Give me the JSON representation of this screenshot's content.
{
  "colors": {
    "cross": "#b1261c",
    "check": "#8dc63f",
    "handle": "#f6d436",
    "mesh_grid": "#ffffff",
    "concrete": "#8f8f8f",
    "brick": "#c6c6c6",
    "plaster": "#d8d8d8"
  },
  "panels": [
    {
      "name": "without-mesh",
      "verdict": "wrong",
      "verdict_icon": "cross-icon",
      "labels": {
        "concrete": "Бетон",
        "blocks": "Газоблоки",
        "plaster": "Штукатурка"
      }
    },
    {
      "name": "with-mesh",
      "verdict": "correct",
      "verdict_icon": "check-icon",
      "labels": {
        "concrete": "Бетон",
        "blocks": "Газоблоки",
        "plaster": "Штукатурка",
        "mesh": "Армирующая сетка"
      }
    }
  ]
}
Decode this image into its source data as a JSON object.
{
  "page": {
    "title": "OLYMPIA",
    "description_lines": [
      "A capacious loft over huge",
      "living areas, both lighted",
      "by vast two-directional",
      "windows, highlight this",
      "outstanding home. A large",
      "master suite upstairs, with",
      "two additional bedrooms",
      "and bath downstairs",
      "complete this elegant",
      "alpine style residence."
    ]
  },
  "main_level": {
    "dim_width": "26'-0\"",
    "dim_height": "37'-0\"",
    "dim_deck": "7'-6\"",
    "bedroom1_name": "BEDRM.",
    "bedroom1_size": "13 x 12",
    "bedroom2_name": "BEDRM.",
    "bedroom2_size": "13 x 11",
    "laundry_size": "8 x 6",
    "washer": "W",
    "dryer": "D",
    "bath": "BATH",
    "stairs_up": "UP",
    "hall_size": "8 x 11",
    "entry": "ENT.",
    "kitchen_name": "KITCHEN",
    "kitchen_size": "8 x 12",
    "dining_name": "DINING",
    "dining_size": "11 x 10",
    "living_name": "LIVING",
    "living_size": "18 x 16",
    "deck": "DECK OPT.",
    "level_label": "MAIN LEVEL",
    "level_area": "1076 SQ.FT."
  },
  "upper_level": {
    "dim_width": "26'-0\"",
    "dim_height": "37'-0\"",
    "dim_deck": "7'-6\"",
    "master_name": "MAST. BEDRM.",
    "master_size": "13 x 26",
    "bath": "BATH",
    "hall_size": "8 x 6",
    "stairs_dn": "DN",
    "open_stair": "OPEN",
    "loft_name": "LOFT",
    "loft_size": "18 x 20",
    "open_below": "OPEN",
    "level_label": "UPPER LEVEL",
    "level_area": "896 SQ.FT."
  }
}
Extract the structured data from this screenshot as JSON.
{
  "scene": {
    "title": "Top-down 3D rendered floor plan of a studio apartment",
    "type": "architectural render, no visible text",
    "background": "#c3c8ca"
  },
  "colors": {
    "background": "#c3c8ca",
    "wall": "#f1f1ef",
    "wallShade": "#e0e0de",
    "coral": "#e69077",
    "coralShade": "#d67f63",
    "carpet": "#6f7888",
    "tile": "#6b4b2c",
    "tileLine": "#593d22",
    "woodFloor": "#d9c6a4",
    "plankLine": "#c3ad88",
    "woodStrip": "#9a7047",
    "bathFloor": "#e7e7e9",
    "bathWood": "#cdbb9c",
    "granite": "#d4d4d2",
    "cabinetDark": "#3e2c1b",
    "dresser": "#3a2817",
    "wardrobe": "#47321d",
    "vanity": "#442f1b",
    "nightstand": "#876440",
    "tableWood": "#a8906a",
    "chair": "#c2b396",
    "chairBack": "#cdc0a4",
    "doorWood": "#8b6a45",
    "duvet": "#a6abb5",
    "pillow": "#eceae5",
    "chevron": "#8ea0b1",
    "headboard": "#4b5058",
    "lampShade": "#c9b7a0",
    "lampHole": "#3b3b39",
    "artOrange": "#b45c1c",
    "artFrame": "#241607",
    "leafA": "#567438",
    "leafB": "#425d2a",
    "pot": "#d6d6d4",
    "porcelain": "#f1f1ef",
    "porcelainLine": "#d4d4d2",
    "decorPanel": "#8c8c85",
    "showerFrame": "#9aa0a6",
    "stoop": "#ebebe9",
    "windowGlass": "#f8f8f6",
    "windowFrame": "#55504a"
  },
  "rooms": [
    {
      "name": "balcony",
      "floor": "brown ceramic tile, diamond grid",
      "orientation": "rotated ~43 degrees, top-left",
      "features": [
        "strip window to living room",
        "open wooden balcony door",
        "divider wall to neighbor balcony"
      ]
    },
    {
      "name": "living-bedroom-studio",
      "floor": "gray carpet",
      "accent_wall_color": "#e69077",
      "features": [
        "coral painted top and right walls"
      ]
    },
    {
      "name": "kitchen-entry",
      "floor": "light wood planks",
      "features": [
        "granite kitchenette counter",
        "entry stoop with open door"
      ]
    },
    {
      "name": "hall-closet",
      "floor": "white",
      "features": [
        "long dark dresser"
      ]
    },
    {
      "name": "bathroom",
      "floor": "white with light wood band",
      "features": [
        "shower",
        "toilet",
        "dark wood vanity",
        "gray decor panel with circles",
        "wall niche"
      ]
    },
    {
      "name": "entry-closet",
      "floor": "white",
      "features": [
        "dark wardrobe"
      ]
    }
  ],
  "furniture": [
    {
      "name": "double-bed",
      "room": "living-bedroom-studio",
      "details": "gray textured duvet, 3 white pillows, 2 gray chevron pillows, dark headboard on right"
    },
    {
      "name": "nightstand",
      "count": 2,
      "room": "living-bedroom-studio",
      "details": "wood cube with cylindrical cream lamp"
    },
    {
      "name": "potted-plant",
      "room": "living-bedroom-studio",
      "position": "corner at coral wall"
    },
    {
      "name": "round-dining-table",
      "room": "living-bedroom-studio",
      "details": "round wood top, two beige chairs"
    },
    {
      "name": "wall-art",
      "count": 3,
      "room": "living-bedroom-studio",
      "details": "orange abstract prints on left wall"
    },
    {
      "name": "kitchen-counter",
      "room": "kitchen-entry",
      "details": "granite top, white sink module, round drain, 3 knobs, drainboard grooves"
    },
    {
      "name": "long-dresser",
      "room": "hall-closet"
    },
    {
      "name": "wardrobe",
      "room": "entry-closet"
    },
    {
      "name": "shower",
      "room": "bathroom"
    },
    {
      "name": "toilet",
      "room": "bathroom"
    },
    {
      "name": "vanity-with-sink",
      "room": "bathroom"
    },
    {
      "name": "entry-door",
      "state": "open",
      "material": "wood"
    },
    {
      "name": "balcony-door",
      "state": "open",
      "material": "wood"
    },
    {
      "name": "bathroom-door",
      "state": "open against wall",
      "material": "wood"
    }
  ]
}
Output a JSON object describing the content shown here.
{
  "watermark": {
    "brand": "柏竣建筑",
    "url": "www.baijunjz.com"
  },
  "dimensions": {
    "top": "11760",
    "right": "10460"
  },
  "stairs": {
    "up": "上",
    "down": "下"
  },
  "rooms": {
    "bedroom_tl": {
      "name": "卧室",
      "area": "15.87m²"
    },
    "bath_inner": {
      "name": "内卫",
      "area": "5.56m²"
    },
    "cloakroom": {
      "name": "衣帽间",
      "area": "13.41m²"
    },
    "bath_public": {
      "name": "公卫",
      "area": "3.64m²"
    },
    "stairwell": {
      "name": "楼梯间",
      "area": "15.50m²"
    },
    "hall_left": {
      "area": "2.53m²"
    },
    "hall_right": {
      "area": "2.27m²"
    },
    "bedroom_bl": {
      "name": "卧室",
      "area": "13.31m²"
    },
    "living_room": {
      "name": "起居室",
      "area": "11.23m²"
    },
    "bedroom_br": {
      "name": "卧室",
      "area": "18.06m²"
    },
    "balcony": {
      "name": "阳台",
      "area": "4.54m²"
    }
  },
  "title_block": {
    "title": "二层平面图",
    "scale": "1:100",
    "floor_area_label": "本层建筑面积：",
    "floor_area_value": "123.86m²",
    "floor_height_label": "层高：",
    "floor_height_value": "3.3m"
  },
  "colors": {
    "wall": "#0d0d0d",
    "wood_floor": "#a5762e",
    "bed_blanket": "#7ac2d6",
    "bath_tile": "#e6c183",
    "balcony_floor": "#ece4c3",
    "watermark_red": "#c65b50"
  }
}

**REQUEST:**
Find the lines with the string "counter" and reproduce them.

**IN RESPONSE:**
        "granite kitchenette counter",
      "name": "kitchen-counter",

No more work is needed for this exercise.